Stated problem. Your task is to copy every line of the entries that contains "Location".

Records for processing.
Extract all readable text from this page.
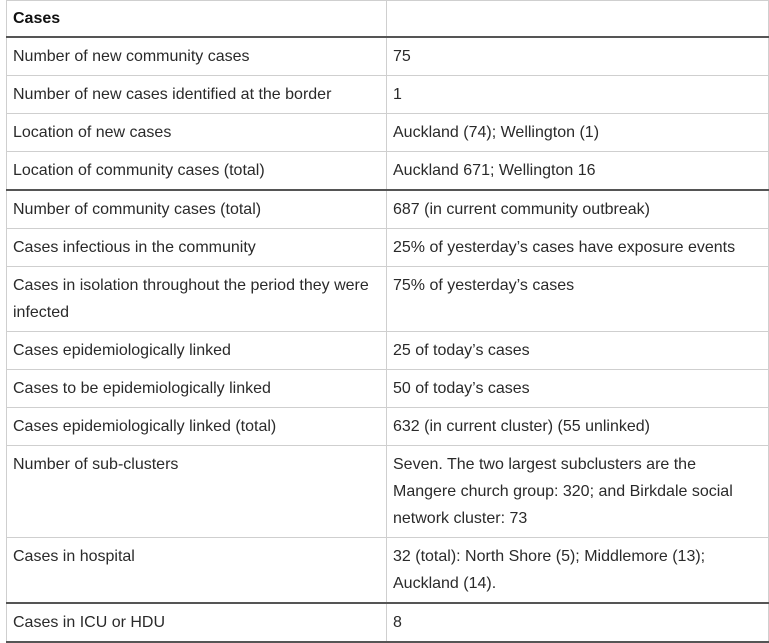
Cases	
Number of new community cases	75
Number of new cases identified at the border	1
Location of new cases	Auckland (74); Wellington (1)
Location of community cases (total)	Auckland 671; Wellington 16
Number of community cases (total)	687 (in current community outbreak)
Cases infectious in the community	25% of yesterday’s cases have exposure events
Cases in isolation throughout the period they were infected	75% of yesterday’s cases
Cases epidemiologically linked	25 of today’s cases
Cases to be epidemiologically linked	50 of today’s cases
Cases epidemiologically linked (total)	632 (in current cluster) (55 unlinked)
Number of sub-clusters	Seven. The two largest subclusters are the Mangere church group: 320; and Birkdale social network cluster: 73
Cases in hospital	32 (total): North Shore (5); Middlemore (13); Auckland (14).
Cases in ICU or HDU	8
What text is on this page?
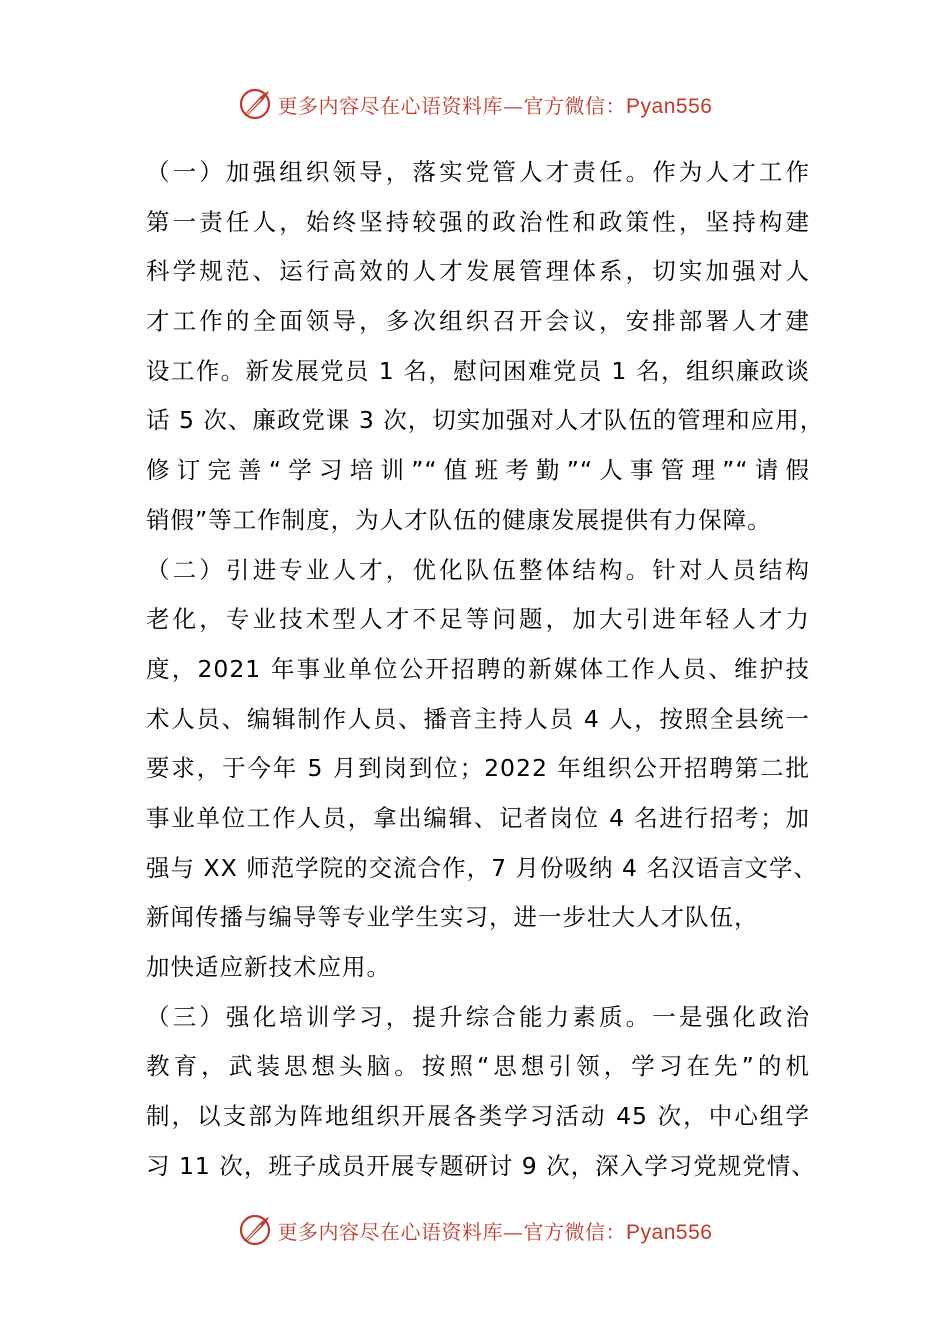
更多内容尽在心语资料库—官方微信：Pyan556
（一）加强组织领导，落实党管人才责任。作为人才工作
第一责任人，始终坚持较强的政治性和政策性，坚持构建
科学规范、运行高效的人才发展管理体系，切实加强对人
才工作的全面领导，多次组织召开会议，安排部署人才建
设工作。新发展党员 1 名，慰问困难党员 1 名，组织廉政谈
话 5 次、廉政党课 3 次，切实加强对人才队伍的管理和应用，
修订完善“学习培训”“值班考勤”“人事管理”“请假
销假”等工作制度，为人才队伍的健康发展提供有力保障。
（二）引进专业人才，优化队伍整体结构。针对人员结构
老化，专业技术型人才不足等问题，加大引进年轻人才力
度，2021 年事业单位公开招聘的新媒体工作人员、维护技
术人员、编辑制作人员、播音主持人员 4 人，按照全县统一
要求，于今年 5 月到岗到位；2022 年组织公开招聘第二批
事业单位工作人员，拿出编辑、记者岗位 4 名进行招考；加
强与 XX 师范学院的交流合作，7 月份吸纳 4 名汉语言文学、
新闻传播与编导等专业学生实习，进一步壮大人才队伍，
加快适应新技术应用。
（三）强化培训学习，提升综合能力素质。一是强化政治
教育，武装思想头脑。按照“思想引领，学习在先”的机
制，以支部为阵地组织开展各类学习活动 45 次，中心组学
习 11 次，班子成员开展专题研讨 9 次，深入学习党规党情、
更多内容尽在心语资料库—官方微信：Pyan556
--
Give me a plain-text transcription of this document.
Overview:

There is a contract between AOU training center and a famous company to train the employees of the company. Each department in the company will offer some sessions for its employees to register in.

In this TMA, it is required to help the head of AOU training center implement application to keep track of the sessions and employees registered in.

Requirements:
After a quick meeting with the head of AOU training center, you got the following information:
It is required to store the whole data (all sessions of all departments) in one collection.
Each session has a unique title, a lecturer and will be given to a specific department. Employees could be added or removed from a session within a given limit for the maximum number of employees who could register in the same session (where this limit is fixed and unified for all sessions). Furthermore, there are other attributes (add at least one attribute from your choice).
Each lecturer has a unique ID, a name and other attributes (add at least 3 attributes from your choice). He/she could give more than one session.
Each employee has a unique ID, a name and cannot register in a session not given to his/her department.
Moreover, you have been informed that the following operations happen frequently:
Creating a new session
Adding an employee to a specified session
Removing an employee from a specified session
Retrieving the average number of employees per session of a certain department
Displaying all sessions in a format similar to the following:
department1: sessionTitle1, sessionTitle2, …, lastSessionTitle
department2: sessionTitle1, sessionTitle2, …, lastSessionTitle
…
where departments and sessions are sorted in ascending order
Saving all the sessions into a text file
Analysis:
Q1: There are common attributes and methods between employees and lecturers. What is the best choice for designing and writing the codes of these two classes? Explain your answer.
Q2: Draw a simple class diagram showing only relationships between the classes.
---
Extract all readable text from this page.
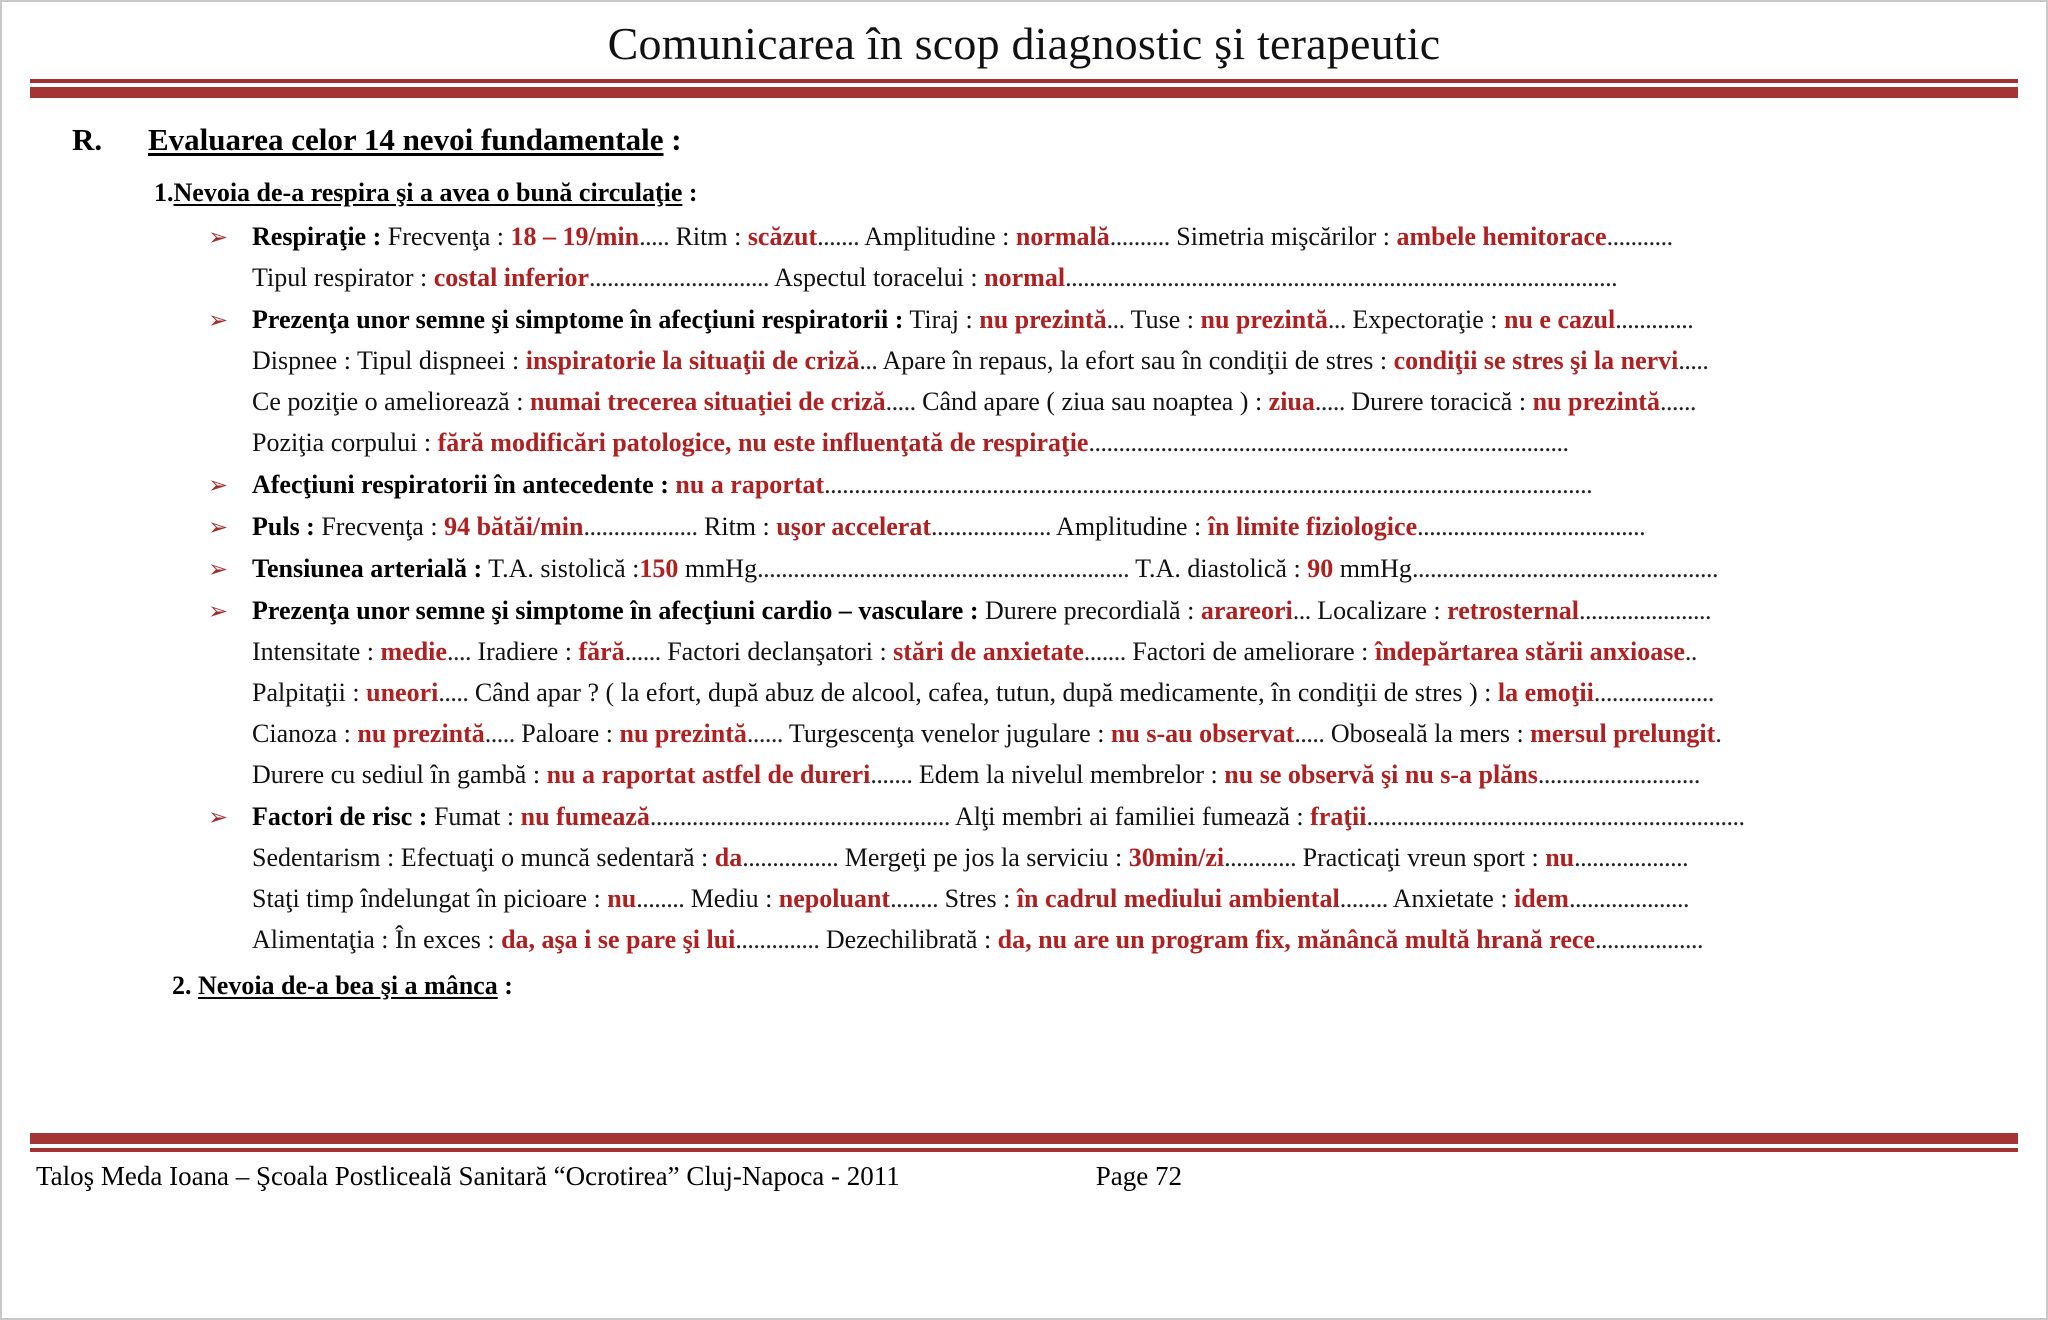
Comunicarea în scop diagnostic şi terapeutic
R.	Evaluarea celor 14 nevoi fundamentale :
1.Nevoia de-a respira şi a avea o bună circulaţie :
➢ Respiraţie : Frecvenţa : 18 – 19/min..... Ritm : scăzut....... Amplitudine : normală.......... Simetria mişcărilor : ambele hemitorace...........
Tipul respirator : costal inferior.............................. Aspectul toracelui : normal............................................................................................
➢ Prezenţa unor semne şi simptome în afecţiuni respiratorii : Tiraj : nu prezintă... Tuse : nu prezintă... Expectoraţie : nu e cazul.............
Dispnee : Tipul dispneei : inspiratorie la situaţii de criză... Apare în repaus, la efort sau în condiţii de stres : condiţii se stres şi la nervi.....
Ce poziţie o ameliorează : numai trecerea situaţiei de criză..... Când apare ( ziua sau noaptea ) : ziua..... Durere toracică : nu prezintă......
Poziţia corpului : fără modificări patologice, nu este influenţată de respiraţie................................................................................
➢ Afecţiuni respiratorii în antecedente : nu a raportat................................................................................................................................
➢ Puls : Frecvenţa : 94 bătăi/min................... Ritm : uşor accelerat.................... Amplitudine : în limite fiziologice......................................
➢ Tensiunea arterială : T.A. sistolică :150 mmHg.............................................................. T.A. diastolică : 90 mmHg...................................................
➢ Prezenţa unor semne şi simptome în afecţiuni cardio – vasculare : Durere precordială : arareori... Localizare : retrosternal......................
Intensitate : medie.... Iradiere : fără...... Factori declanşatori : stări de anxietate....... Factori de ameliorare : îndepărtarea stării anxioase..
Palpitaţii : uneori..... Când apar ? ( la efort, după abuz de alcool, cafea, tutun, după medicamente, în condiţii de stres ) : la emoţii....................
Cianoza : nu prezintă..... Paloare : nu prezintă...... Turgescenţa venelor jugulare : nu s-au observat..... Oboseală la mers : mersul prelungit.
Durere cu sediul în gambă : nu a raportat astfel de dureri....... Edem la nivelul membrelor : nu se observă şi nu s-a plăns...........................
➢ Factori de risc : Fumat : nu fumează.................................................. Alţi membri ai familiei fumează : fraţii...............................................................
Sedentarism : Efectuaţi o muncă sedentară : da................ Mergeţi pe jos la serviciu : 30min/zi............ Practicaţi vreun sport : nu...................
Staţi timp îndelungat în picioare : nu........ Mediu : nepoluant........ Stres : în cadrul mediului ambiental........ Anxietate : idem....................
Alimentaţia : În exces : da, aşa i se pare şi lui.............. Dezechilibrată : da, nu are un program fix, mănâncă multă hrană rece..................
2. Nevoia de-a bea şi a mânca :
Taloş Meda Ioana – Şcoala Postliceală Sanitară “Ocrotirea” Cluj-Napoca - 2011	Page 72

Solution below.
Location of new cases	Auckland (74); Wellington (1)
Location of community cases (total)	Auckland 671; Wellington 16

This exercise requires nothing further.